• Your task
Leave out the pictures and return every entry exactly as it appears.

***

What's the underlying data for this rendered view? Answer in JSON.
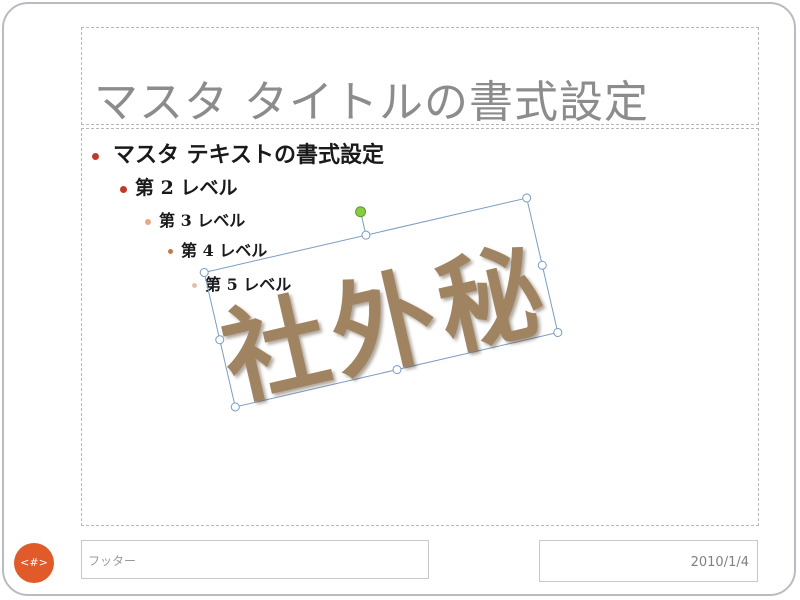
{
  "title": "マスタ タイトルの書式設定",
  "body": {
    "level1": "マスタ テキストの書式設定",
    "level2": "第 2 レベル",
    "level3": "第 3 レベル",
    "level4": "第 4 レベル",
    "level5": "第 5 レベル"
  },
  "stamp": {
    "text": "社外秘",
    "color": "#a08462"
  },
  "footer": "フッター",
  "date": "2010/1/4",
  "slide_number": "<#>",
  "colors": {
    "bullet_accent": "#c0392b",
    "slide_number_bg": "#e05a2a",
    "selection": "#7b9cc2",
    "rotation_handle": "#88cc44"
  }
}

***

• Answer to the task
What's the underlying data for this rendered view? Answer in JSON.
{
  "title": "マスタ タイトルの書式設定",
  "body": {
    "level1": "マスタ テキストの書式設定",
    "level2": "第 2 レベル",
    "level3": "第 3 レベル",
    "level4": "第 4 レベル",
    "level5": "第 5 レベル"
  },
  "stamp": {
    "text": "社外秘",
    "color": "#a08462"
  },
  "footer": "フッター",
  "date": "2010/1/4",
  "slide_number": "<#>",
  "colors": {
    "bullet_accent": "#c0392b",
    "slide_number_bg": "#e05a2a",
    "selection": "#7b9cc2",
    "rotation_handle": "#88cc44"
  }
}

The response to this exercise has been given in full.